Data entries
-- BEGIN --

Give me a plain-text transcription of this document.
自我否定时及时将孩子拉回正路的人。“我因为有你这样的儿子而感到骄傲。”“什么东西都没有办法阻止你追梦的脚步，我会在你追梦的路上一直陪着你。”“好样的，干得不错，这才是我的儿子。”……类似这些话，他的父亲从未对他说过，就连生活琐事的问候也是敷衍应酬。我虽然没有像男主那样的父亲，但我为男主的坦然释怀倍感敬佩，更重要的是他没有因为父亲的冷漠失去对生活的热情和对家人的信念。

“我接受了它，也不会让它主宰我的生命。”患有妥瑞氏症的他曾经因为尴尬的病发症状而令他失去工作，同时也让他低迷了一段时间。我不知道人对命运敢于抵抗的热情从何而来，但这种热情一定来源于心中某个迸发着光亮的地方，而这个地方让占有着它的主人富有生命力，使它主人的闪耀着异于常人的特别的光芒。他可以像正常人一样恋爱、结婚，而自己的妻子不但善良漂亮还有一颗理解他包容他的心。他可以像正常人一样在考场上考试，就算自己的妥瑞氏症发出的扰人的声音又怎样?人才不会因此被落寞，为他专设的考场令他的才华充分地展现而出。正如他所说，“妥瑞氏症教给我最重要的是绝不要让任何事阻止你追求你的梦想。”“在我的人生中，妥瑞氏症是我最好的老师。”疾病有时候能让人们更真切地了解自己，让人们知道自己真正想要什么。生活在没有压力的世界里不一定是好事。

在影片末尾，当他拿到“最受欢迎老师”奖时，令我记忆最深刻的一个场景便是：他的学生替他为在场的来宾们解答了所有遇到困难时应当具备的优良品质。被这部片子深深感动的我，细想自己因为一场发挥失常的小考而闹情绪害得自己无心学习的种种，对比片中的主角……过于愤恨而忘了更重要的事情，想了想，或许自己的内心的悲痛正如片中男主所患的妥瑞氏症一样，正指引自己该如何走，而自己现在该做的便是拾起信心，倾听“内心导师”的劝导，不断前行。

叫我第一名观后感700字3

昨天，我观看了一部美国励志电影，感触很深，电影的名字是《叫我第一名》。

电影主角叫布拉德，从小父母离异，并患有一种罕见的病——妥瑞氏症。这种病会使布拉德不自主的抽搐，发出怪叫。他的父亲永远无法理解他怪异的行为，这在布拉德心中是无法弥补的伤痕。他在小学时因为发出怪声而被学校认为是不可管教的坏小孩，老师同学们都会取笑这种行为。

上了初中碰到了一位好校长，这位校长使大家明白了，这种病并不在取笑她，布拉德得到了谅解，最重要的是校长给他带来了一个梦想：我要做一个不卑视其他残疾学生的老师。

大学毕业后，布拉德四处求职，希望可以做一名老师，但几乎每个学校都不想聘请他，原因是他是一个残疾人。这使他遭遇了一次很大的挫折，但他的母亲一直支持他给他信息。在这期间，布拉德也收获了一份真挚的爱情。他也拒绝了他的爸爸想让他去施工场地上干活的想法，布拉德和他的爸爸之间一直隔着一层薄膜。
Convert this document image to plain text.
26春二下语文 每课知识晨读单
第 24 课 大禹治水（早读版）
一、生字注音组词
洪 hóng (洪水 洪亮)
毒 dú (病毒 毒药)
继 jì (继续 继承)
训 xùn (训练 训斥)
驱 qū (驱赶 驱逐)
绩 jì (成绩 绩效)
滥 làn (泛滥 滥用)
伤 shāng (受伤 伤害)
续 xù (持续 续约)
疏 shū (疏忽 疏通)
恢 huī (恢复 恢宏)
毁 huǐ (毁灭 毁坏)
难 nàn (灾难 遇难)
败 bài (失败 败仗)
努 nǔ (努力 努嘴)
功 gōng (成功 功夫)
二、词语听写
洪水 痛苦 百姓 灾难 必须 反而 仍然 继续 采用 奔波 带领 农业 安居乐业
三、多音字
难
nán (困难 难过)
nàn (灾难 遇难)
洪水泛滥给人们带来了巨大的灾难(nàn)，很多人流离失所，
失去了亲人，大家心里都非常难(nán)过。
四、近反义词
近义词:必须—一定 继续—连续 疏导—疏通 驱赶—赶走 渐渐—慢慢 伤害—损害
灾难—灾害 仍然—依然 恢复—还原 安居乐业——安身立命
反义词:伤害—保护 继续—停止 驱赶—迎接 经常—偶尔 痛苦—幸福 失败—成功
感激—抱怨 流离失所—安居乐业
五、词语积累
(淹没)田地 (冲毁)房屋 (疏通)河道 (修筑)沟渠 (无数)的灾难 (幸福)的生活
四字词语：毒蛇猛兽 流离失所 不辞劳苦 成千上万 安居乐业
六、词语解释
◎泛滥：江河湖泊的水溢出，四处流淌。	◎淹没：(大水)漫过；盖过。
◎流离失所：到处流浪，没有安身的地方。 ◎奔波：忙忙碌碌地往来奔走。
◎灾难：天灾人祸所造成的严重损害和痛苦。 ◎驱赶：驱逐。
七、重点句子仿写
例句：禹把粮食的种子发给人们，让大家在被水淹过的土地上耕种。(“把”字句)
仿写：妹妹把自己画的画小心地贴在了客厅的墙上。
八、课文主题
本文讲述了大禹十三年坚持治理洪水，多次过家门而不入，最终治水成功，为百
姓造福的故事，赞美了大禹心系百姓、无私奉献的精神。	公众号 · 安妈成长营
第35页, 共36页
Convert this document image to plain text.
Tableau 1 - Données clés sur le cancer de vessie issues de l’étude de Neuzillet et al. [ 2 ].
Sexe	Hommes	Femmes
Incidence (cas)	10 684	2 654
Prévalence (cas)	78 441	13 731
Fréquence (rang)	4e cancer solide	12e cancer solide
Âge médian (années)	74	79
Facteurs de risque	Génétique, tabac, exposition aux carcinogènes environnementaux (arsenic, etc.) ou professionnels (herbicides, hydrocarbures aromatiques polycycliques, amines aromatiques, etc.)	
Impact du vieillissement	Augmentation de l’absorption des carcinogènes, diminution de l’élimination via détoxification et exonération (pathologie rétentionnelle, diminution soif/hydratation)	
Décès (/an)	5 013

-- END --

▶ [WHAT YOU ARE ASKED TO DO] Type out the full listing again, exactly as given.

▶ [TASK SOLUTION]
Give me a plain-text transcription of this document.
自我否定时及时将孩子拉回正路的人。“我因为有你这样的儿子而感到骄傲。”“什么东西都没有办法阻止你追梦的脚步，我会在你追梦的路上一直陪着你。”“好样的，干得不错，这才是我的儿子。”……类似这些话，他的父亲从未对他说过，就连生活琐事的问候也是敷衍应酬。我虽然没有像男主那样的父亲，但我为男主的坦然释怀倍感敬佩，更重要的是他没有因为父亲的冷漠失去对生活的热情和对家人的信念。

“我接受了它，也不会让它主宰我的生命。”患有妥瑞氏症的他曾经因为尴尬的病发症状而令他失去工作，同时也让他低迷了一段时间。我不知道人对命运敢于抵抗的热情从何而来，但这种热情一定来源于心中某个迸发着光亮的地方，而这个地方让占有着它的主人富有生命力，使它主人的闪耀着异于常人的特别的光芒。他可以像正常人一样恋爱、结婚，而自己的妻子不但善良漂亮还有一颗理解他包容他的心。他可以像正常人一样在考场上考试，就算自己的妥瑞氏症发出的扰人的声音又怎样?人才不会因此被落寞，为他专设的考场令他的才华充分地展现而出。正如他所说，“妥瑞氏症教给我最重要的是绝不要让任何事阻止你追求你的梦想。”“在我的人生中，妥瑞氏症是我最好的老师。”疾病有时候能让人们更真切地了解自己，让人们知道自己真正想要什么。生活在没有压力的世界里不一定是好事。

在影片末尾，当他拿到“最受欢迎老师”奖时，令我记忆最深刻的一个场景便是：他的学生替他为在场的来宾们解答了所有遇到困难时应当具备的优良品质。被这部片子深深感动的我，细想自己因为一场发挥失常的小考而闹情绪害得自己无心学习的种种，对比片中的主角……过于愤恨而忘了更重要的事情，想了想，或许自己的内心的悲痛正如片中男主所患的妥瑞氏症一样，正指引自己该如何走，而自己现在该做的便是拾起信心，倾听“内心导师”的劝导，不断前行。

叫我第一名观后感700字3

昨天，我观看了一部美国励志电影，感触很深，电影的名字是《叫我第一名》。

电影主角叫布拉德，从小父母离异，并患有一种罕见的病——妥瑞氏症。这种病会使布拉德不自主的抽搐，发出怪叫。他的父亲永远无法理解他怪异的行为，这在布拉德心中是无法弥补的伤痕。他在小学时因为发出怪声而被学校认为是不可管教的坏小孩，老师同学们都会取笑这种行为。

上了初中碰到了一位好校长，这位校长使大家明白了，这种病并不在取笑她，布拉德得到了谅解，最重要的是校长给他带来了一个梦想：我要做一个不卑视其他残疾学生的老师。

大学毕业后，布拉德四处求职，希望可以做一名老师，但几乎每个学校都不想聘请他，原因是他是一个残疾人。这使他遭遇了一次很大的挫折，但他的母亲一直支持他给他信息。在这期间，布拉德也收获了一份真挚的爱情。他也拒绝了他的爸爸想让他去施工场地上干活的想法，布拉德和他的爸爸之间一直隔着一层薄膜。
Convert this document image to plain text.
26春二下语文 每课知识晨读单
第 24 课 大禹治水（早读版）
一、生字注音组词
洪 hóng (洪水 洪亮)
毒 dú (病毒 毒药)
继 jì (继续 继承)
训 xùn (训练 训斥)
驱 qū (驱赶 驱逐)
绩 jì (成绩 绩效)
滥 làn (泛滥 滥用)
伤 shāng (受伤 伤害)
续 xù (持续 续约)
疏 shū (疏忽 疏通)
恢 huī (恢复 恢宏)
毁 huǐ (毁灭 毁坏)
难 nàn (灾难 遇难)
败 bài (失败 败仗)
努 nǔ (努力 努嘴)
功 gōng (成功 功夫)
二、词语听写
洪水 痛苦 百姓 灾难 必须 反而 仍然 继续 采用 奔波 带领 农业 安居乐业
三、多音字
难
nán (困难 难过)
nàn (灾难 遇难)
洪水泛滥给人们带来了巨大的灾难(nàn)，很多人流离失所，
失去了亲人，大家心里都非常难(nán)过。
四、近反义词
近义词:必须—一定 继续—连续 疏导—疏通 驱赶—赶走 渐渐—慢慢 伤害—损害
灾难—灾害 仍然—依然 恢复—还原 安居乐业——安身立命
反义词:伤害—保护 继续—停止 驱赶—迎接 经常—偶尔 痛苦—幸福 失败—成功
感激—抱怨 流离失所—安居乐业
五、词语积累
(淹没)田地 (冲毁)房屋 (疏通)河道 (修筑)沟渠 (无数)的灾难 (幸福)的生活
四字词语：毒蛇猛兽 流离失所 不辞劳苦 成千上万 安居乐业
六、词语解释
◎泛滥：江河湖泊的水溢出，四处流淌。	◎淹没：(大水)漫过；盖过。
◎流离失所：到处流浪，没有安身的地方。 ◎奔波：忙忙碌碌地往来奔走。
◎灾难：天灾人祸所造成的严重损害和痛苦。 ◎驱赶：驱逐。
七、重点句子仿写
例句：禹把粮食的种子发给人们，让大家在被水淹过的土地上耕种。(“把”字句)
仿写：妹妹把自己画的画小心地贴在了客厅的墙上。
八、课文主题
本文讲述了大禹十三年坚持治理洪水，多次过家门而不入，最终治水成功，为百
姓造福的故事，赞美了大禹心系百姓、无私奉献的精神。	公众号 · 安妈成长营
第35页, 共36页
Convert this document image to plain text.
Tableau 1 - Données clés sur le cancer de vessie issues de l’étude de Neuzillet et al. [ 2 ].
Sexe	Hommes	Femmes
Incidence (cas)	10 684	2 654
Prévalence (cas)	78 441	13 731
Fréquence (rang)	4e cancer solide	12e cancer solide
Âge médian (années)	74	79
Facteurs de risque	Génétique, tabac, exposition aux carcinogènes environnementaux (arsenic, etc.) ou professionnels (herbicides, hydrocarbures aromatiques polycycliques, amines aromatiques, etc.)	
Impact du vieillissement	Augmentation de l’absorption des carcinogènes, diminution de l’élimination via détoxification et exonération (pathologie rétentionnelle, diminution soif/hydratation)	
Décès (/an)	5 013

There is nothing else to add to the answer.